• EXERCISE BRIEF
Omit the images, then output each of the records below exactly.

········

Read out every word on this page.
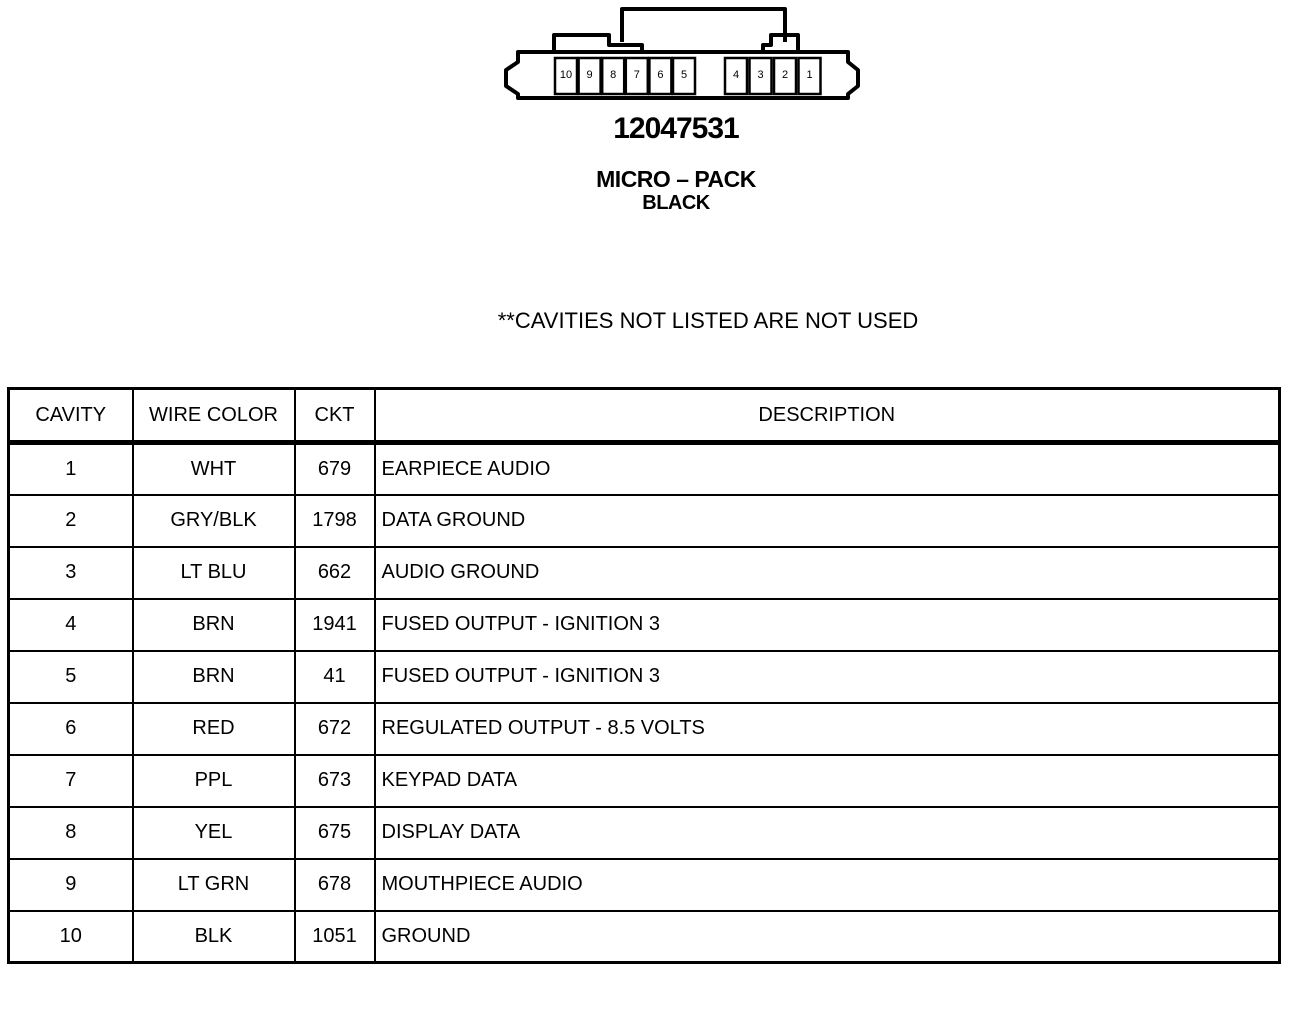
10 9 8 7 6 5	4 3 2 1
12047531
MICRO – PACK
BLACK
**CAVITIES NOT LISTED ARE NOT USED
CAVITY	WIRE COLOR	CKT	DESCRIPTION
1	WHT	679	EARPIECE AUDIO
2	GRY/BLK	1798	DATA GROUND
3	LT BLU	662	AUDIO GROUND
4	BRN	1941	FUSED OUTPUT - IGNITION 3
5	BRN	41	FUSED OUTPUT - IGNITION 3
6	RED	672	REGULATED OUTPUT - 8.5 VOLTS
7	PPL	673	KEYPAD DATA
8	YEL	675	DISPLAY DATA
9	LT GRN	678	MOUTHPIECE AUDIO
10	BLK	1051	GROUND
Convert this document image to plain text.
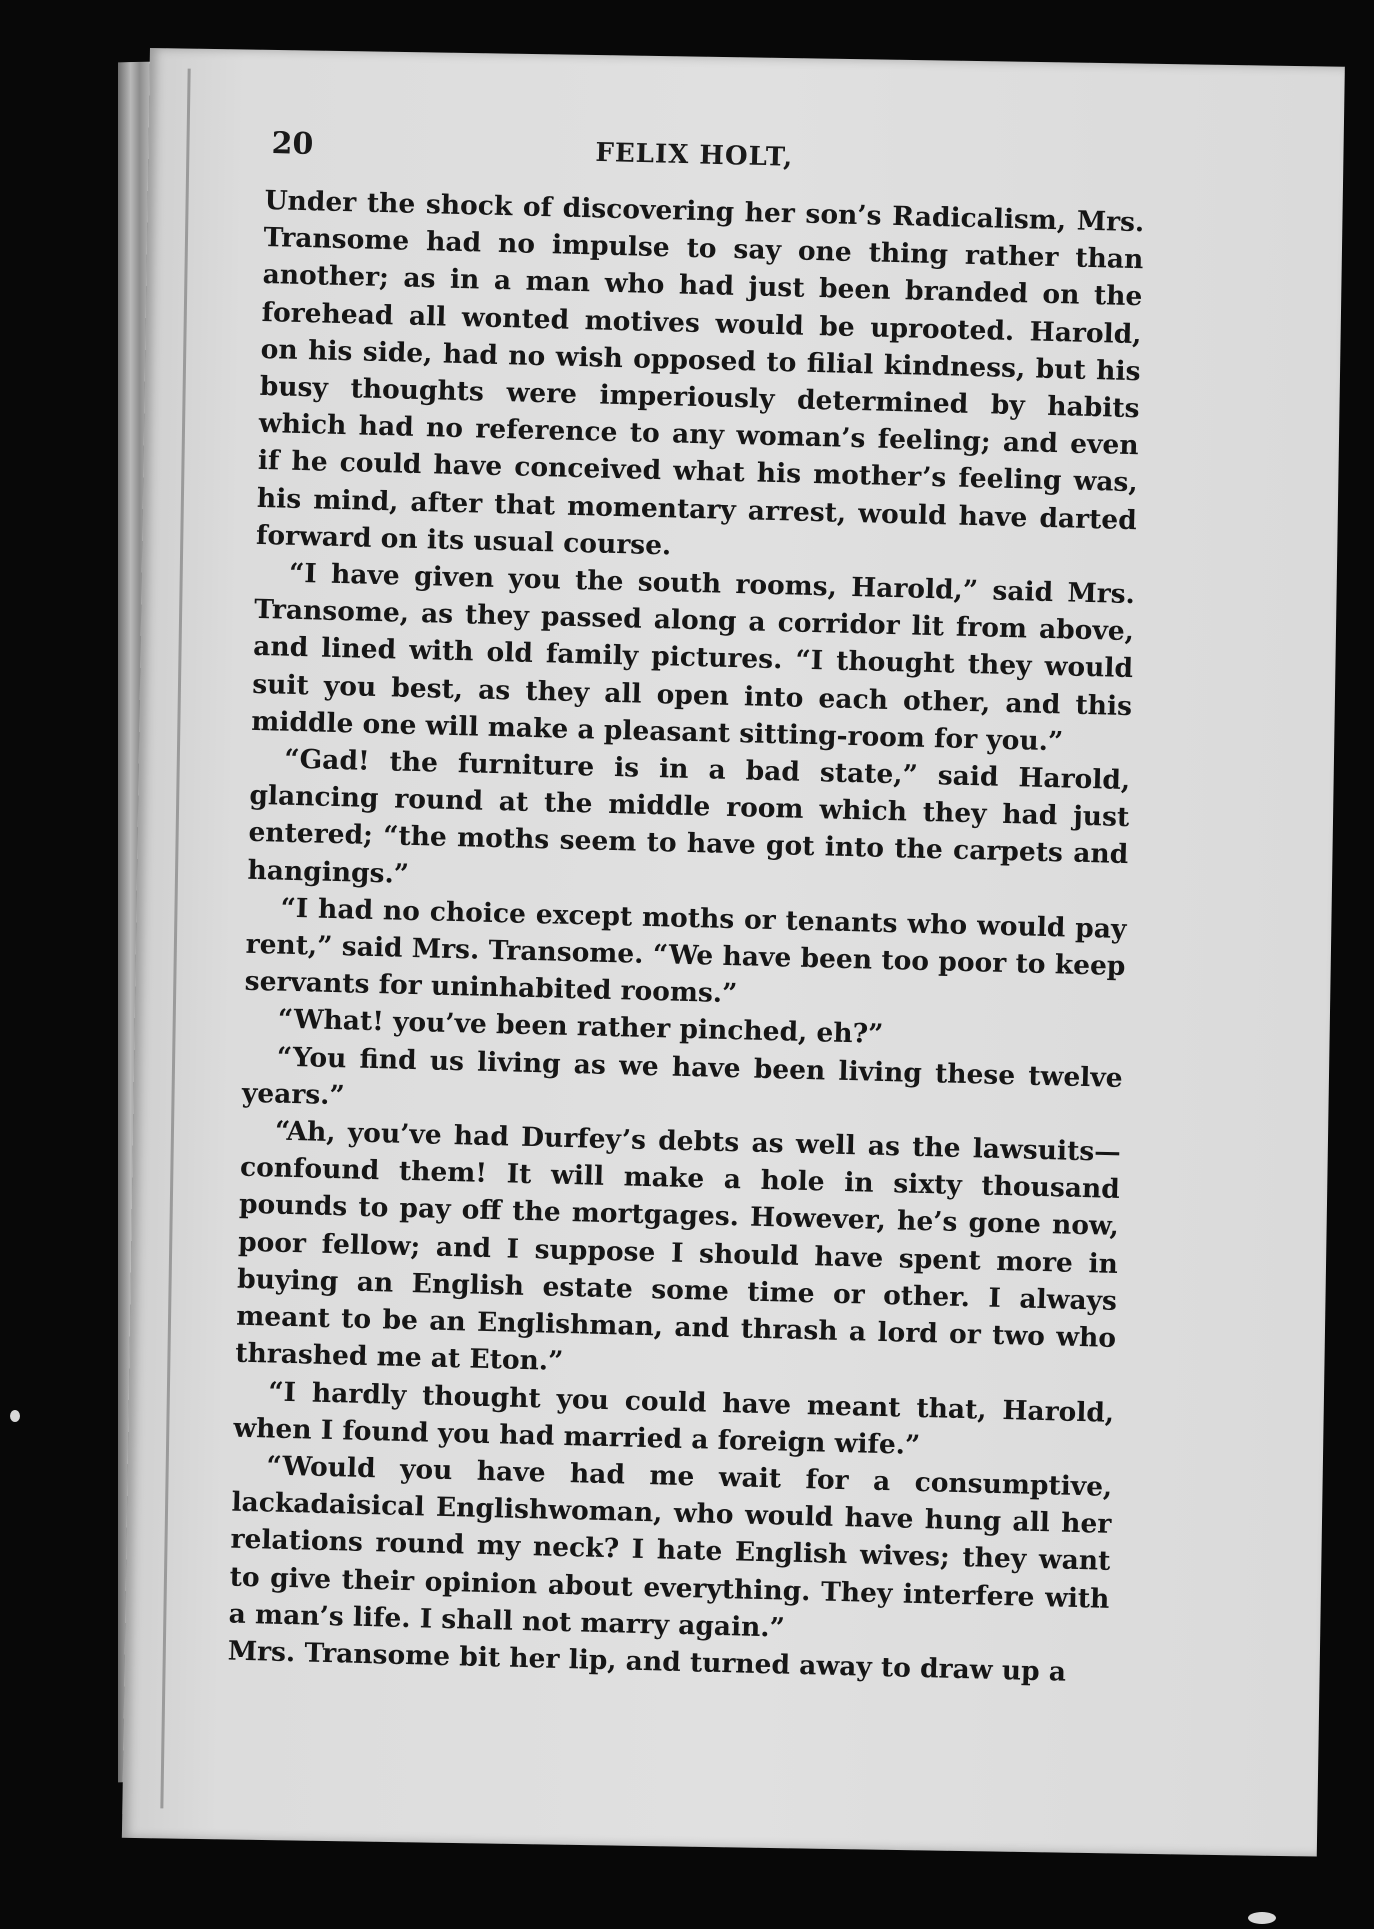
20	FELIX HOLT,

Under the shock of discovering her son’s Radicalism, Mrs. Transome had no impulse to say one thing rather than another; as in a man who had just been branded on the forehead all wonted motives would be uprooted. Harold, on his side, had no wish opposed to filial kindness, but his busy thoughts were imperiously determined by habits which had no reference to any woman’s feeling; and even if he could have conceived what his mother’s feeling was, his mind, after that momentary arrest, would have darted forward on its usual course.

“I have given you the south rooms, Harold,” said Mrs. Transome, as they passed along a corridor lit from above, and lined with old family pictures. “I thought they would suit you best, as they all open into each other, and this middle one will make a pleasant sitting-room for you.”

“Gad! the furniture is in a bad state,” said Harold, glancing round at the middle room which they had just entered; “the moths seem to have got into the carpets and hangings.”

“I had no choice except moths or tenants who would pay rent,” said Mrs. Transome. “We have been too poor to keep servants for uninhabited rooms.”

“What! you’ve been rather pinched, eh?”

“You find us living as we have been living these twelve years.”

“Ah, you’ve had Durfey’s debts as well as the lawsuits—confound them! It will make a hole in sixty thousand pounds to pay off the mortgages. However, he’s gone now, poor fellow; and I suppose I should have spent more in buying an English estate some time or other. I always meant to be an Englishman, and thrash a lord or two who thrashed me at Eton.”

“I hardly thought you could have meant that, Harold, when I found you had married a foreign wife.”

“Would you have had me wait for a consumptive, lackadaisical Englishwoman, who would have hung all her relations round my neck? I hate English wives; they want to give their opinion about everything. They interfere with a man’s life. I shall not marry again.”

Mrs. Transome bit her lip, and turned away to draw up a
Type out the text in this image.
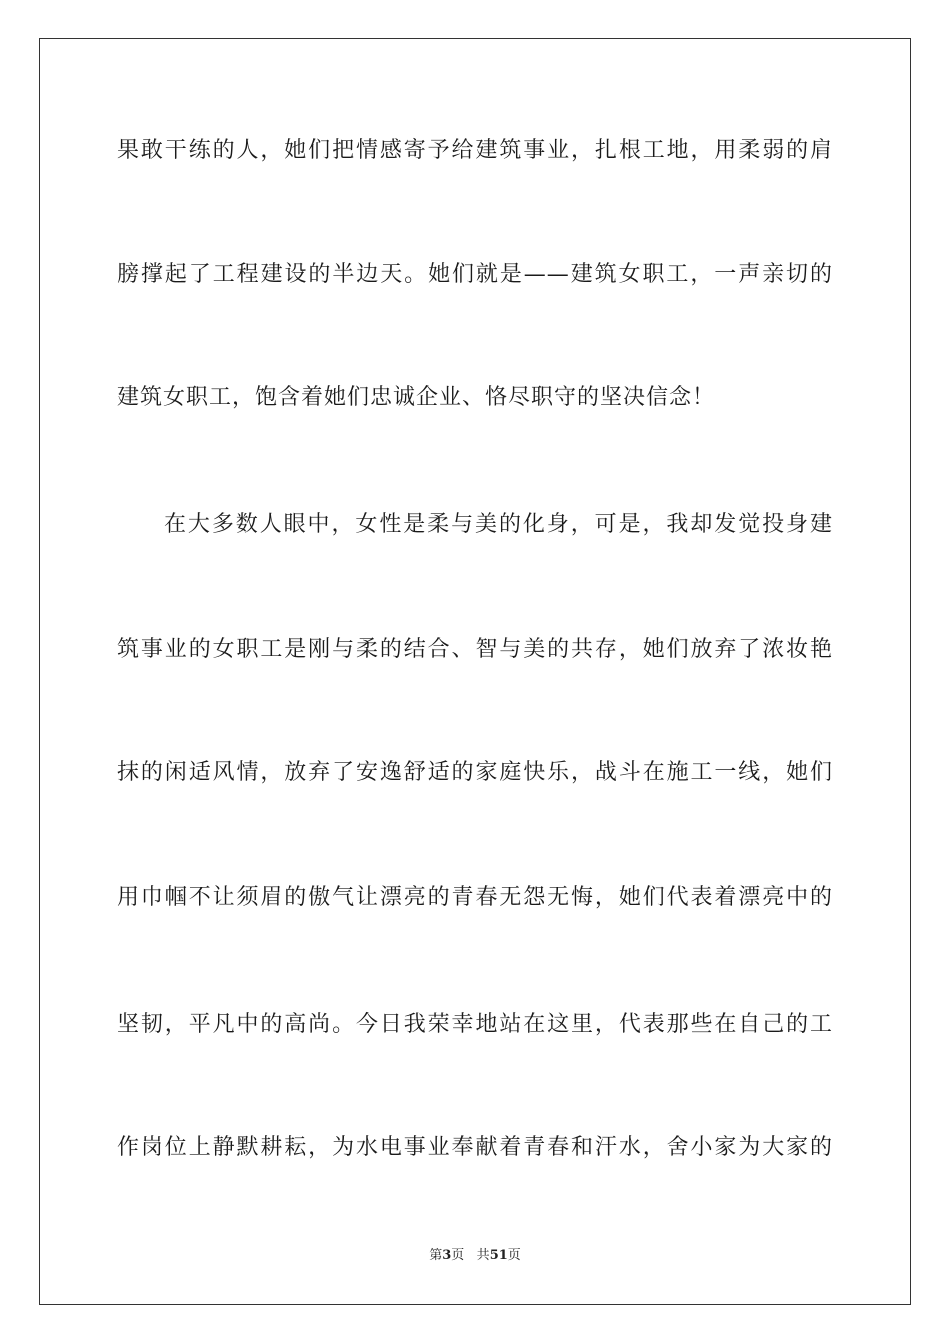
果敢干练的人，她们把情感寄予给建筑事业，扎根工地，用柔弱的肩
膀撑起了工程建设的半边天。她们就是——建筑女职工，一声亲切的
建筑女职工，饱含着她们忠诚企业、恪尽职守的坚决信念！
在大多数人眼中，女性是柔与美的化身，可是，我却发觉投身建
筑事业的女职工是刚与柔的结合、智与美的共存，她们放弃了浓妆艳
抹的闲适风情，放弃了安逸舒适的家庭快乐，战斗在施工一线，她们
用巾帼不让须眉的傲气让漂亮的青春无怨无悔，她们代表着漂亮中的
坚韧，平凡中的高尚。今日我荣幸地站在这里，代表那些在自己的工
作岗位上静默耕耘，为水电事业奉献着青春和汗水，舍小家为大家的
第3页 共51页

········

• SOLUTION TO THIS TASK
Read out every word on this page.
10 9 8 7 6 5	4 3 2 1
12047531
MICRO – PACK
BLACK
**CAVITIES NOT LISTED ARE NOT USED
CAVITY	WIRE COLOR	CKT	DESCRIPTION
1	WHT	679	EARPIECE AUDIO
2	GRY/BLK	1798	DATA GROUND
3	LT BLU	662	AUDIO GROUND
4	BRN	1941	FUSED OUTPUT - IGNITION 3
5	BRN	41	FUSED OUTPUT - IGNITION 3
6	RED	672	REGULATED OUTPUT - 8.5 VOLTS
7	PPL	673	KEYPAD DATA
8	YEL	675	DISPLAY DATA
9	LT GRN	678	MOUTHPIECE AUDIO
10	BLK	1051	GROUND
Convert this document image to plain text.
20	FELIX HOLT,

Under the shock of discovering her son’s Radicalism, Mrs. Transome had no impulse to say one thing rather than another; as in a man who had just been branded on the forehead all wonted motives would be uprooted. Harold, on his side, had no wish opposed to filial kindness, but his busy thoughts were imperiously determined by habits which had no reference to any woman’s feeling; and even if he could have conceived what his mother’s feeling was, his mind, after that momentary arrest, would have darted forward on its usual course.

“I have given you the south rooms, Harold,” said Mrs. Transome, as they passed along a corridor lit from above, and lined with old family pictures. “I thought they would suit you best, as they all open into each other, and this middle one will make a pleasant sitting-room for you.”

“Gad! the furniture is in a bad state,” said Harold, glancing round at the middle room which they had just entered; “the moths seem to have got into the carpets and hangings.”

“I had no choice except moths or tenants who would pay rent,” said Mrs. Transome. “We have been too poor to keep servants for uninhabited rooms.”

“What! you’ve been rather pinched, eh?”

“You find us living as we have been living these twelve years.”

“Ah, you’ve had Durfey’s debts as well as the lawsuits—confound them! It will make a hole in sixty thousand pounds to pay off the mortgages. However, he’s gone now, poor fellow; and I suppose I should have spent more in buying an English estate some time or other. I always meant to be an Englishman, and thrash a lord or two who thrashed me at Eton.”

“I hardly thought you could have meant that, Harold, when I found you had married a foreign wife.”

“Would you have had me wait for a consumptive, lackadaisical Englishwoman, who would have hung all her relations round my neck? I hate English wives; they want to give their opinion about everything. They interfere with a man’s life. I shall not marry again.”

Mrs. Transome bit her lip, and turned away to draw up a
Type out the text in this image.
果敢干练的人，她们把情感寄予给建筑事业，扎根工地，用柔弱的肩
膀撑起了工程建设的半边天。她们就是——建筑女职工，一声亲切的
建筑女职工，饱含着她们忠诚企业、恪尽职守的坚决信念！
在大多数人眼中，女性是柔与美的化身，可是，我却发觉投身建
筑事业的女职工是刚与柔的结合、智与美的共存，她们放弃了浓妆艳
抹的闲适风情，放弃了安逸舒适的家庭快乐，战斗在施工一线，她们
用巾帼不让须眉的傲气让漂亮的青春无怨无悔，她们代表着漂亮中的
坚韧，平凡中的高尚。今日我荣幸地站在这里，代表那些在自己的工
作岗位上静默耕耘，为水电事业奉献着青春和汗水，舍小家为大家的
第3页 共51页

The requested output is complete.